Exercise
Bring together all lines of the material below that contain the string "horizontal".

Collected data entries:
####

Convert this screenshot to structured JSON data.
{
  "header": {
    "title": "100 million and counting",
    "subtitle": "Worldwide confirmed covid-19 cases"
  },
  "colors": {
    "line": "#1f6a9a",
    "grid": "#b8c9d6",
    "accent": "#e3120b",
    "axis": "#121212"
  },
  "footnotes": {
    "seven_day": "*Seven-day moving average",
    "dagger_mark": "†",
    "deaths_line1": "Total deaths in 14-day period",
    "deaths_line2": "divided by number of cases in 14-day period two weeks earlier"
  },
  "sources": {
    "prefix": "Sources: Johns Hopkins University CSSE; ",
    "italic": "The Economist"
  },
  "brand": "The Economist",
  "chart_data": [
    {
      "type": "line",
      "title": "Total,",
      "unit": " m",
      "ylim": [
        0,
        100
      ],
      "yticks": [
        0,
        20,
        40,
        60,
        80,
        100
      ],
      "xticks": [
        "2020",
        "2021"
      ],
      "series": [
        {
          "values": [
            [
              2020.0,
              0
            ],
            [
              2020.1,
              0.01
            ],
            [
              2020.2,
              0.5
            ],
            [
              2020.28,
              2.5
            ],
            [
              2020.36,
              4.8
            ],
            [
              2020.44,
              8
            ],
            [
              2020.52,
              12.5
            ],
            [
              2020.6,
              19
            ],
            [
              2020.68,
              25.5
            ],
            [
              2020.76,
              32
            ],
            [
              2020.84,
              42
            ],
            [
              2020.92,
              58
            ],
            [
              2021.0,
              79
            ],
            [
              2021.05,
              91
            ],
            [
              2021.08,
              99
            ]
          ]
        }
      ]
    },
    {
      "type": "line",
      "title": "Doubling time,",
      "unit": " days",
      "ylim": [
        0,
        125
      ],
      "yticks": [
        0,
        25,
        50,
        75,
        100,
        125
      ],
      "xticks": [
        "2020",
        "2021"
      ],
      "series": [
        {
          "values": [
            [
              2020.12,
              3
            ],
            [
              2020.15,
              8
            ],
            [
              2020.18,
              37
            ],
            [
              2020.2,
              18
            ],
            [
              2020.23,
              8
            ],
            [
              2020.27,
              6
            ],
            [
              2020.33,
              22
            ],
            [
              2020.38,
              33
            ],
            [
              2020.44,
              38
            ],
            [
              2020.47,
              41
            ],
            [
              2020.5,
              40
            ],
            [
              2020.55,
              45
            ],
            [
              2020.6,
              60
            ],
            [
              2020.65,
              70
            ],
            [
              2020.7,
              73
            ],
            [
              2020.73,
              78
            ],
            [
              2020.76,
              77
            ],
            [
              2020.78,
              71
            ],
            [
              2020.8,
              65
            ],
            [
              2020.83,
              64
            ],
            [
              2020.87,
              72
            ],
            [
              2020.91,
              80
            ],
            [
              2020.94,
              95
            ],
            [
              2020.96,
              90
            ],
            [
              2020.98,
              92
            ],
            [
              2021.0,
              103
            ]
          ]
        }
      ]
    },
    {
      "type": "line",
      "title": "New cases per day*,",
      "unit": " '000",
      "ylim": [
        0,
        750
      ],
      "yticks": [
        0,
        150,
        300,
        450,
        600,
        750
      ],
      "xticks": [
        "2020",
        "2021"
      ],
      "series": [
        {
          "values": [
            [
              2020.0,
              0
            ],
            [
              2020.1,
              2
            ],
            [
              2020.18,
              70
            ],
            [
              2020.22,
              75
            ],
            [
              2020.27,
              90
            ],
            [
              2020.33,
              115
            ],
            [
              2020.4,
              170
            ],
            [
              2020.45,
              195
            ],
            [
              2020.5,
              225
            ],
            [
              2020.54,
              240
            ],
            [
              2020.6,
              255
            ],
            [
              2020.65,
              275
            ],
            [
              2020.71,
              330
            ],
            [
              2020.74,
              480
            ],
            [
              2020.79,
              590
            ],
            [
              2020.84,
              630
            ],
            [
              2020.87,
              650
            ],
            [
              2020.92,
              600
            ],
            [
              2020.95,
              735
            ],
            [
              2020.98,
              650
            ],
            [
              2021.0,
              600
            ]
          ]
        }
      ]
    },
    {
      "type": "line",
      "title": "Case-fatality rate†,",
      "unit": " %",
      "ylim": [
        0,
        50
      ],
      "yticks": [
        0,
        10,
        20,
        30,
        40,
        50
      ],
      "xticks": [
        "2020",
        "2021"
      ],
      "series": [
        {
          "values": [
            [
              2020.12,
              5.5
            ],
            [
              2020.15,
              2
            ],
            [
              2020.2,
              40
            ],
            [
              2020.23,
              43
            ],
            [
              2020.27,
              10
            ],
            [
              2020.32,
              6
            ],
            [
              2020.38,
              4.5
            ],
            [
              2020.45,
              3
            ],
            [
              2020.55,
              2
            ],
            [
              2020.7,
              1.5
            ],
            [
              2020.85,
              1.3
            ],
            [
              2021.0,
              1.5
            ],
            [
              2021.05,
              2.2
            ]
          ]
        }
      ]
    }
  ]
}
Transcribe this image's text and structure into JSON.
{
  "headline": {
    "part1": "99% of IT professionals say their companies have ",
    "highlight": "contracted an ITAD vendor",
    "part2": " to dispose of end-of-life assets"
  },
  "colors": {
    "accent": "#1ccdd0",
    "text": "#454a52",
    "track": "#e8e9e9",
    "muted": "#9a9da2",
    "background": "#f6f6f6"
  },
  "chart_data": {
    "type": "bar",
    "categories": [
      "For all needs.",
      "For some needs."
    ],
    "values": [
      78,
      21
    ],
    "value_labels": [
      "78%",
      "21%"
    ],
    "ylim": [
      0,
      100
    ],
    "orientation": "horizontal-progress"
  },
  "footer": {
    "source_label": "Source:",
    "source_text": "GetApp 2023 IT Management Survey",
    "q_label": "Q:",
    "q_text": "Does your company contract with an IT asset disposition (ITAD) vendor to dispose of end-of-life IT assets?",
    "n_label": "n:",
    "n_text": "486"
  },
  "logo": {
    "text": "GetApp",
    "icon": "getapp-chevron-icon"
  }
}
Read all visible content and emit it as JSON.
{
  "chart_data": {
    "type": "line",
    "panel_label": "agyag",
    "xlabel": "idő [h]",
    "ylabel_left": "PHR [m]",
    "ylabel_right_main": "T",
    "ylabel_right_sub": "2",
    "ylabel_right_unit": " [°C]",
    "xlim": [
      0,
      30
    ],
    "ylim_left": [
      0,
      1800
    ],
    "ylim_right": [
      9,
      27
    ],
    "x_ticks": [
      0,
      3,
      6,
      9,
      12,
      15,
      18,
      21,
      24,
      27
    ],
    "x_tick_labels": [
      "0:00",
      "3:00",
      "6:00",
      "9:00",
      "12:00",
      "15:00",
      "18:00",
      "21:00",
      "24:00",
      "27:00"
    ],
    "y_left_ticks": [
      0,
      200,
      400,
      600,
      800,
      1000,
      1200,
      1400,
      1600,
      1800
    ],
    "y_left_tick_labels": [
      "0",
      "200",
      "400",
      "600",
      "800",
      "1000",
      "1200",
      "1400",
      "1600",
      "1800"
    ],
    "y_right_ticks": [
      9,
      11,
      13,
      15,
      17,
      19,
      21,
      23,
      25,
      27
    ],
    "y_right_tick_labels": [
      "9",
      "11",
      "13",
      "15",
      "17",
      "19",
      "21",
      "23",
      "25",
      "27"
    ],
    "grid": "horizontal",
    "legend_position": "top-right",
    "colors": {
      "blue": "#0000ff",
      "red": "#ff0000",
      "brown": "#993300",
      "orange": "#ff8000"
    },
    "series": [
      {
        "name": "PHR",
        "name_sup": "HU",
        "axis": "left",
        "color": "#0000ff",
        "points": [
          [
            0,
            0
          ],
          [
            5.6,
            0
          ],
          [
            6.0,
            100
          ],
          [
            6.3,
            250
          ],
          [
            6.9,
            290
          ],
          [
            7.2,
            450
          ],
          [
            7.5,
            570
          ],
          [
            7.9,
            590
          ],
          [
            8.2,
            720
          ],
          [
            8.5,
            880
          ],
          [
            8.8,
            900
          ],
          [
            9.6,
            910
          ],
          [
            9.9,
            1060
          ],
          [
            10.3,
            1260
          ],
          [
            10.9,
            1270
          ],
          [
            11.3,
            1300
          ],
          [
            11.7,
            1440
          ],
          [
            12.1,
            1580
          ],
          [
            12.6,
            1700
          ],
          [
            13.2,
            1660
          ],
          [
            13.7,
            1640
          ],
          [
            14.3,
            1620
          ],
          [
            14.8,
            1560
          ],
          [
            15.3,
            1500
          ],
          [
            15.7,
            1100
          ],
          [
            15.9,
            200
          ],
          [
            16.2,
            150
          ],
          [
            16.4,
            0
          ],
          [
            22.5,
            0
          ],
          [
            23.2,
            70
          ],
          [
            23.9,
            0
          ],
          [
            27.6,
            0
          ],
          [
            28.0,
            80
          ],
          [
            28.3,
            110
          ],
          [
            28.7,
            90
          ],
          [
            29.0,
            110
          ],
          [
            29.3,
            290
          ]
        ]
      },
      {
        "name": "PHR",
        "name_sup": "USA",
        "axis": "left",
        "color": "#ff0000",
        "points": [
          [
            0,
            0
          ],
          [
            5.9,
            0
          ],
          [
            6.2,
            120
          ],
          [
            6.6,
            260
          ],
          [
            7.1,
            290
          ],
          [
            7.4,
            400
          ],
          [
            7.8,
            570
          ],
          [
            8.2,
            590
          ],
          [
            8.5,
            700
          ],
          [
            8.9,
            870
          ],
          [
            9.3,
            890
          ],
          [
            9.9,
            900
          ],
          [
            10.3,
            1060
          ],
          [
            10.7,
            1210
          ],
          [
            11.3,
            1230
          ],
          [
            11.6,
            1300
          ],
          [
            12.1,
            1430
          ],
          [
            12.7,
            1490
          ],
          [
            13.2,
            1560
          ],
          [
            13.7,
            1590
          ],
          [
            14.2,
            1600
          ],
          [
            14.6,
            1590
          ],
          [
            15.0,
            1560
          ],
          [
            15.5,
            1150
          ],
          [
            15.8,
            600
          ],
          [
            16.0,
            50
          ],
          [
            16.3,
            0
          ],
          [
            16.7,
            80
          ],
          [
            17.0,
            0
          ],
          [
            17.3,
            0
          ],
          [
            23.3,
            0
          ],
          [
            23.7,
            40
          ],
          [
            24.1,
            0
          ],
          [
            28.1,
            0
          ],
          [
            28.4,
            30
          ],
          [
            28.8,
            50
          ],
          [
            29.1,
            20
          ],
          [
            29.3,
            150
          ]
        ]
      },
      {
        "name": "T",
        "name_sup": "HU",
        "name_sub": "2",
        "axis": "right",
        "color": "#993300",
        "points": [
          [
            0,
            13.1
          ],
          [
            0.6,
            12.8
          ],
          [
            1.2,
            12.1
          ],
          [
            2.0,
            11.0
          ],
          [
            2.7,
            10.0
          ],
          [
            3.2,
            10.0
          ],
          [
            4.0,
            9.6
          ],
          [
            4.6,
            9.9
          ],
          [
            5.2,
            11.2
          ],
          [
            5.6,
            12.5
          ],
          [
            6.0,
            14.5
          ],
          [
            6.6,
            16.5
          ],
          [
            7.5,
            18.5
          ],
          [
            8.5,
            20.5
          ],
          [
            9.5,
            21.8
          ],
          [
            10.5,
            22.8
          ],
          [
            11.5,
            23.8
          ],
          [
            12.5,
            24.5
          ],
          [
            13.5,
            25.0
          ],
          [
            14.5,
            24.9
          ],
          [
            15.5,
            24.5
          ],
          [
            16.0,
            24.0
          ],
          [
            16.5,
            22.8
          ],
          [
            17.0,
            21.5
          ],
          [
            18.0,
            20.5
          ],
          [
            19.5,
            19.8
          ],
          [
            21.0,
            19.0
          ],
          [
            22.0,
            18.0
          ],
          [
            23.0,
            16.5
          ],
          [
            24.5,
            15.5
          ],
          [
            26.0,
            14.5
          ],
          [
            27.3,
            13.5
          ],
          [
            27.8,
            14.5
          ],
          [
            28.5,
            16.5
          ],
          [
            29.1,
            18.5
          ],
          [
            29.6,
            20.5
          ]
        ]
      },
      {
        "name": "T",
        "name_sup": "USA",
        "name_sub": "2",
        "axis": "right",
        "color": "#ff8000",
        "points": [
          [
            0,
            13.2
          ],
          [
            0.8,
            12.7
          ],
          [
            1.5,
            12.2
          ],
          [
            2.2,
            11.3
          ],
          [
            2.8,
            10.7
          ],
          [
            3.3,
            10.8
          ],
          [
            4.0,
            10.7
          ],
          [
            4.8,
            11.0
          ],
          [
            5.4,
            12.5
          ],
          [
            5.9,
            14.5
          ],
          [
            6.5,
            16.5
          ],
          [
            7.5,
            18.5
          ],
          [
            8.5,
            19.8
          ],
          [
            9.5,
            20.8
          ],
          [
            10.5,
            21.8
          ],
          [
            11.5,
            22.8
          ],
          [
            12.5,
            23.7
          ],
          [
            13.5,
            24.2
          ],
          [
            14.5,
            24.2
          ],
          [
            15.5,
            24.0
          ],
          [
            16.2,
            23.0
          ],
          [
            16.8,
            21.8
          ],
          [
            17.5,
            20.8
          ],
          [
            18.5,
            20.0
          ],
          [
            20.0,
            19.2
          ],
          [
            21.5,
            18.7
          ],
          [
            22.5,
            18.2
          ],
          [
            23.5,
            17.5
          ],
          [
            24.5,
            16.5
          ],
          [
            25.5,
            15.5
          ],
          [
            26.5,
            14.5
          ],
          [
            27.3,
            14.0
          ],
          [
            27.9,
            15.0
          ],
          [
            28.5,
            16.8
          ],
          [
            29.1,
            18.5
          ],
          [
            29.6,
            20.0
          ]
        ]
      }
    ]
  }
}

####

Solution below
    "orientation": "horizontal-progress"
    "grid": "horizontal",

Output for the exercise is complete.